| Records shown |

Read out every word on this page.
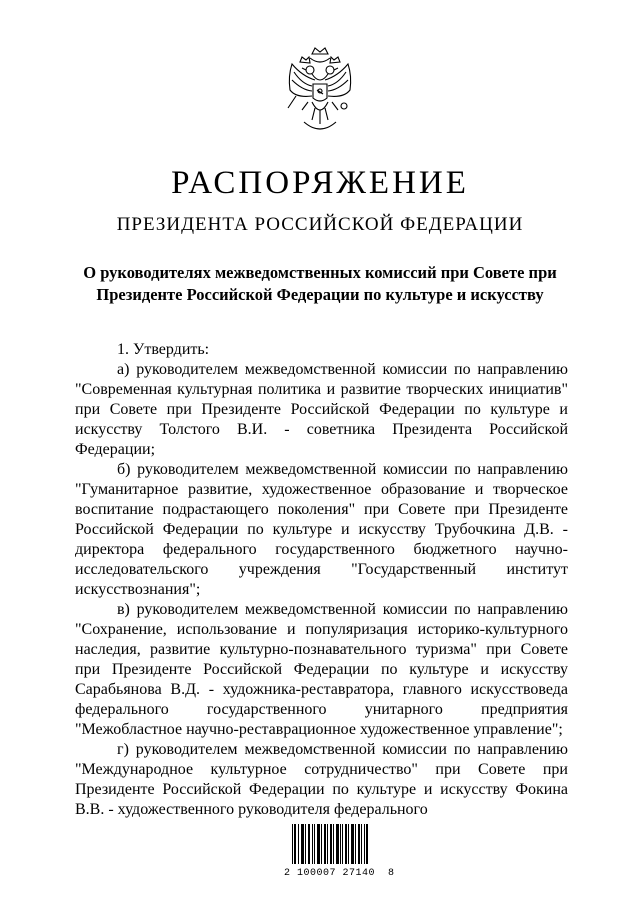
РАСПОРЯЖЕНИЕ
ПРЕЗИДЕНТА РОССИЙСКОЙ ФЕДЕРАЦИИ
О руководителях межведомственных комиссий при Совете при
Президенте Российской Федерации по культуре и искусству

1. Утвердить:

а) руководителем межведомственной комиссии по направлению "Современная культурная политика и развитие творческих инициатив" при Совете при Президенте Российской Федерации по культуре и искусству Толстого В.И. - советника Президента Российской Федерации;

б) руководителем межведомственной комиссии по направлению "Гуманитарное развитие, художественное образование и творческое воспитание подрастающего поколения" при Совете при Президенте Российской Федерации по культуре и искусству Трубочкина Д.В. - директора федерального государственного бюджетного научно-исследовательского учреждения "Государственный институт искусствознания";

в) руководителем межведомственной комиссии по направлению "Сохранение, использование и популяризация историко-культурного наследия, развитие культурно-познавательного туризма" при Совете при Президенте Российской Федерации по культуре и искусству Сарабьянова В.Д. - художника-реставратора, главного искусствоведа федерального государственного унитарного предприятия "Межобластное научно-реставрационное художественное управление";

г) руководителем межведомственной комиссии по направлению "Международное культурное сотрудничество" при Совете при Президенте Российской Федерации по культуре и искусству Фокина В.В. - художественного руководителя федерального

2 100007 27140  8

...

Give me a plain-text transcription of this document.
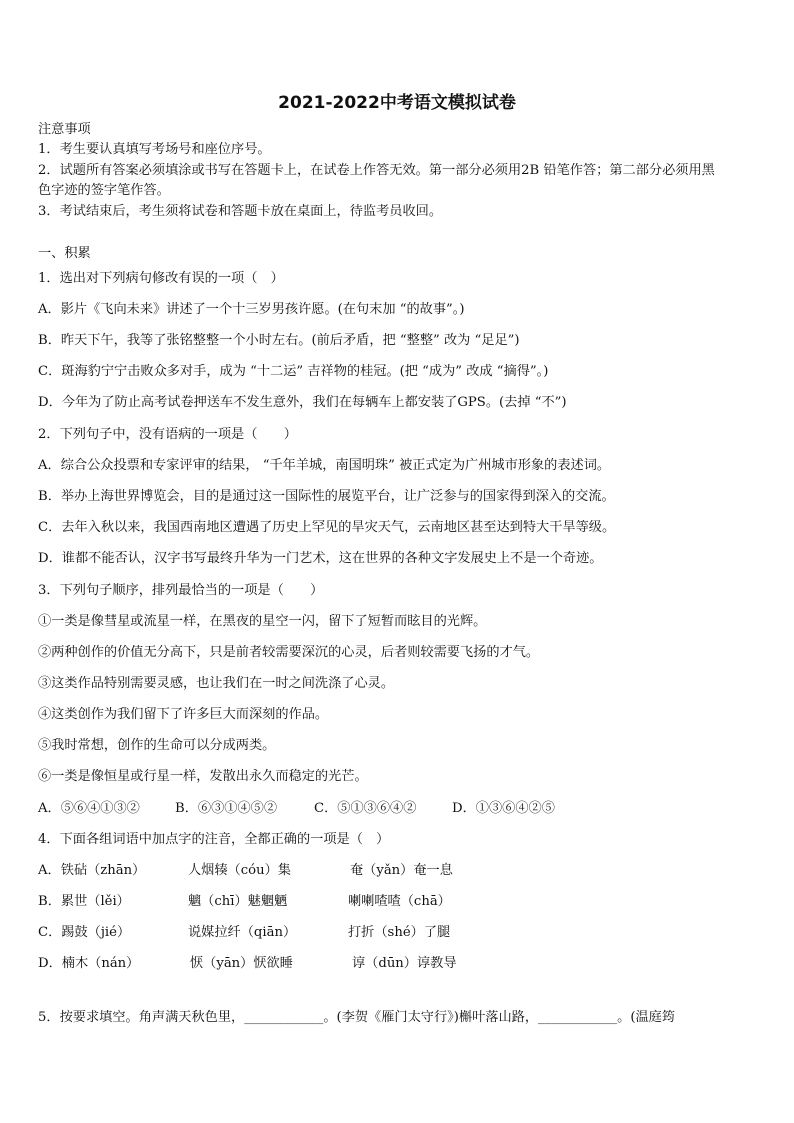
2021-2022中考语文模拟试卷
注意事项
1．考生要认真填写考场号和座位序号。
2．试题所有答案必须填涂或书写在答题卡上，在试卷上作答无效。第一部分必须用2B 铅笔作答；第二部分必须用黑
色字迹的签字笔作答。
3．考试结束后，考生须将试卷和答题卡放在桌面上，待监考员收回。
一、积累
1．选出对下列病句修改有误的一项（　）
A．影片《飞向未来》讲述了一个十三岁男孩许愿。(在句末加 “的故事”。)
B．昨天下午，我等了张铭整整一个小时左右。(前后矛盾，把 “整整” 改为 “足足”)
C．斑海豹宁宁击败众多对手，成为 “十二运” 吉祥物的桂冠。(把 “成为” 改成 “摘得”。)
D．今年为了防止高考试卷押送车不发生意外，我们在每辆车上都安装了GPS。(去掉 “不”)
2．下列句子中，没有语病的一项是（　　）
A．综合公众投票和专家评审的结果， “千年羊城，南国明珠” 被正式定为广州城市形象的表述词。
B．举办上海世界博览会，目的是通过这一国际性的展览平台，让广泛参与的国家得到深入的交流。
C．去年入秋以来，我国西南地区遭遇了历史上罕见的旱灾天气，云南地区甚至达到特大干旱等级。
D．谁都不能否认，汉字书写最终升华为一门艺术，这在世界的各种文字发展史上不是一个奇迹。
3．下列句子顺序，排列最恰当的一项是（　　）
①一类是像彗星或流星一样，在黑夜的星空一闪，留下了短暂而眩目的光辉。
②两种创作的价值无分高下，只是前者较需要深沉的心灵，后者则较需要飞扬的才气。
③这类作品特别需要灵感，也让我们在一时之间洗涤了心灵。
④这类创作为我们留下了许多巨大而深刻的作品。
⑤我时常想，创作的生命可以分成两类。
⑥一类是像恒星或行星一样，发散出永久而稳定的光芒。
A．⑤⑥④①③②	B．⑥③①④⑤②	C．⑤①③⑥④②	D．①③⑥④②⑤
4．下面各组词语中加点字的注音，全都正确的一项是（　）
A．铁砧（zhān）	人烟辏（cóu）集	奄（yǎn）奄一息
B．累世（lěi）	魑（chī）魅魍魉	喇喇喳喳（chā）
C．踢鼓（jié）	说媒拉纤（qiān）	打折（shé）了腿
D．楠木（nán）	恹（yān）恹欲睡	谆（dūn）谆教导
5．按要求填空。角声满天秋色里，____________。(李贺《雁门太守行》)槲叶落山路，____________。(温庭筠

...

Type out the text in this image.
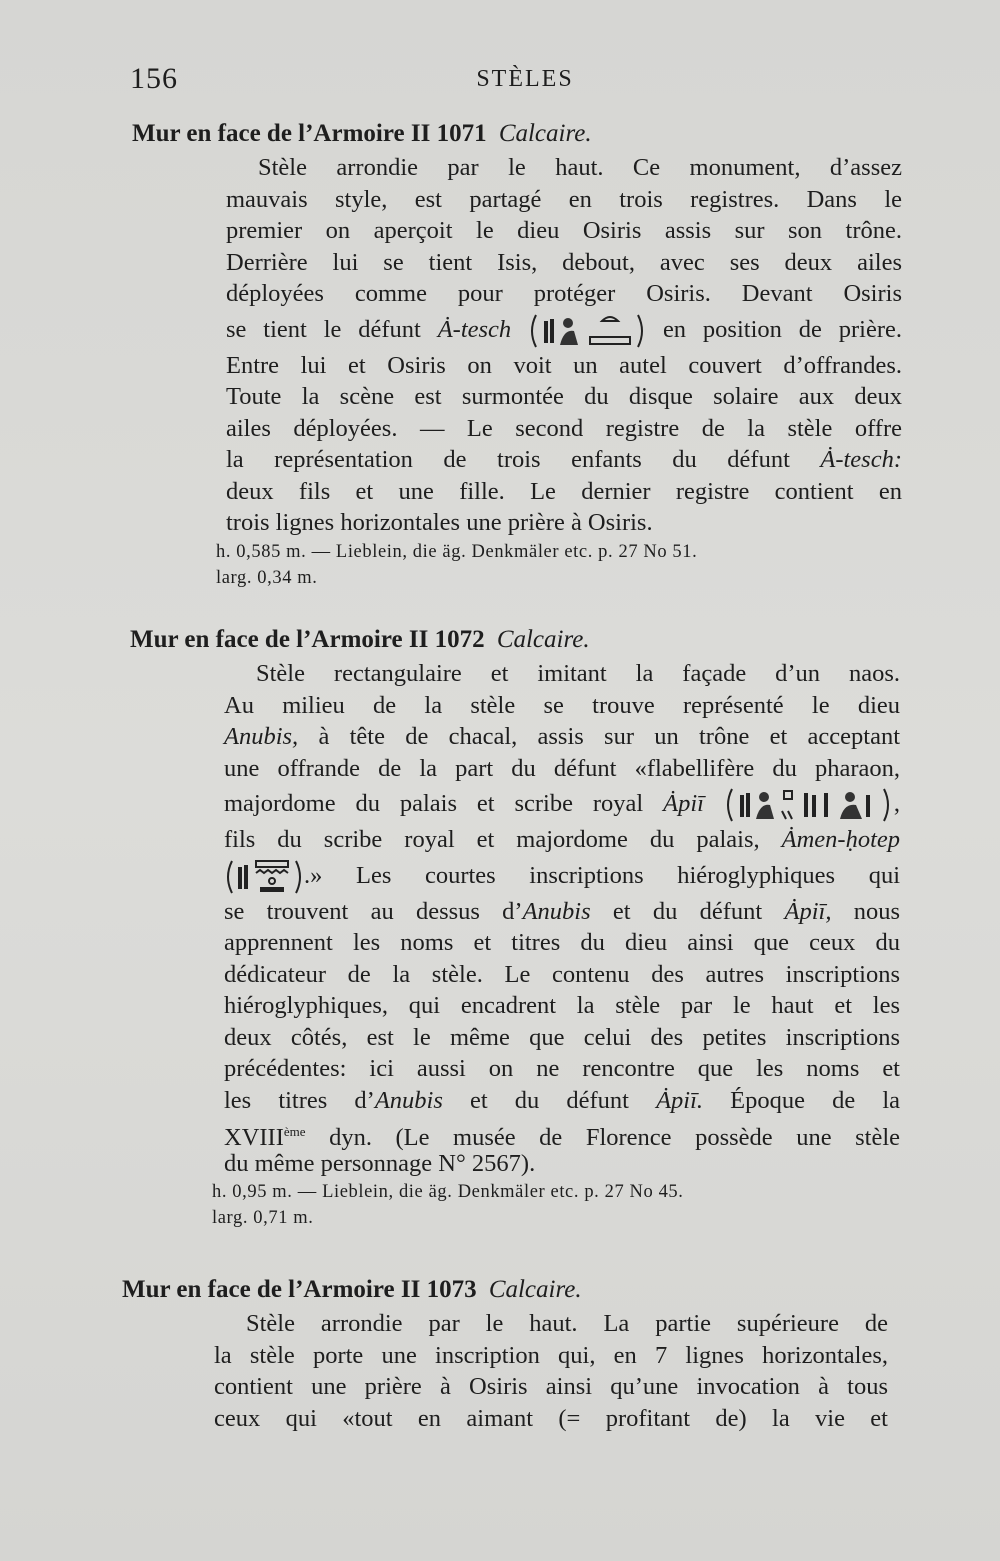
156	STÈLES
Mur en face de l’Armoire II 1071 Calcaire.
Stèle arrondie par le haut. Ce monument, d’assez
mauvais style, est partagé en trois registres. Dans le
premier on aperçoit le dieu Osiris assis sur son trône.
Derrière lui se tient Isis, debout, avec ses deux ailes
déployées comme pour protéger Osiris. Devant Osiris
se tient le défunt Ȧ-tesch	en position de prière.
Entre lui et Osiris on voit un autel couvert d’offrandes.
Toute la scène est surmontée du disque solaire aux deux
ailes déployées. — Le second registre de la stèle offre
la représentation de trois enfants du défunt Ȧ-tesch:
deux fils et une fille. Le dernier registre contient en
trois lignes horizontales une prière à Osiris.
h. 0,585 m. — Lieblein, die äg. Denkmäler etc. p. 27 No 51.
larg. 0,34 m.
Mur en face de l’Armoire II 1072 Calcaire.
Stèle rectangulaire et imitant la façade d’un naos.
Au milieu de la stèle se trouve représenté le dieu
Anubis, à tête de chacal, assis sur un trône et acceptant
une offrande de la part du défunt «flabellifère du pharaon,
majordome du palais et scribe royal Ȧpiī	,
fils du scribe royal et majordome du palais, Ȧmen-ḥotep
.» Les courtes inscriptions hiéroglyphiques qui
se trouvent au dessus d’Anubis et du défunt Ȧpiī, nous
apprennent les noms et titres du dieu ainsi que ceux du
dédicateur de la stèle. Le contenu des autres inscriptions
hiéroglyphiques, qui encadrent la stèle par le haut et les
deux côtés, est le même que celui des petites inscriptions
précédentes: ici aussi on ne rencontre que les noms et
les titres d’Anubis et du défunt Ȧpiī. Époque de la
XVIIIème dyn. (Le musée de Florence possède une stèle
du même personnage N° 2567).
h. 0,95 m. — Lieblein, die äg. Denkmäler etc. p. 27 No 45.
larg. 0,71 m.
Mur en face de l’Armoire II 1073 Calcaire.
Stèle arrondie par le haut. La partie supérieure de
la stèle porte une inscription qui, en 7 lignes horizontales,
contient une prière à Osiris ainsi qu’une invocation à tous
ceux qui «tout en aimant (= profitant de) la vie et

| Problem requirements |
Find the lines containing "искусству" and list every one of them.

| The response |
Президенте Российской Федерации по культуре и искусству
а) руководителем межведомственной комиссии по направлению "Современная культурная политика и развитие творческих инициатив" при Совете при Президенте Российской Федерации по культуре и искусству Толстого В.И. - советника Президента Российской Федерации;
б) руководителем межведомственной комиссии по направлению "Гуманитарное развитие, художественное образование и творческое воспитание подрастающего поколения" при Совете при Президенте Российской Федерации по культуре и искусству Трубочкина Д.В. - директора федерального государственного бюджетного научно-исследовательского учреждения "Государственный институт искусствознания";
в) руководителем межведомственной комиссии по направлению "Сохранение, использование и популяризация историко-культурного наследия, развитие культурно-познавательного туризма" при Совете при Президенте Российской Федерации по культуре и искусству Сарабьянова В.Д. - художника-реставратора, главного искусствоведа федерального государственного унитарного предприятия "Межобластное научно-реставрационное художественное управление";
г) руководителем межведомственной комиссии по направлению "Международное культурное сотрудничество" при Совете при Президенте Российской Федерации по культуре и искусству Фокина В.В. - художественного руководителя федерального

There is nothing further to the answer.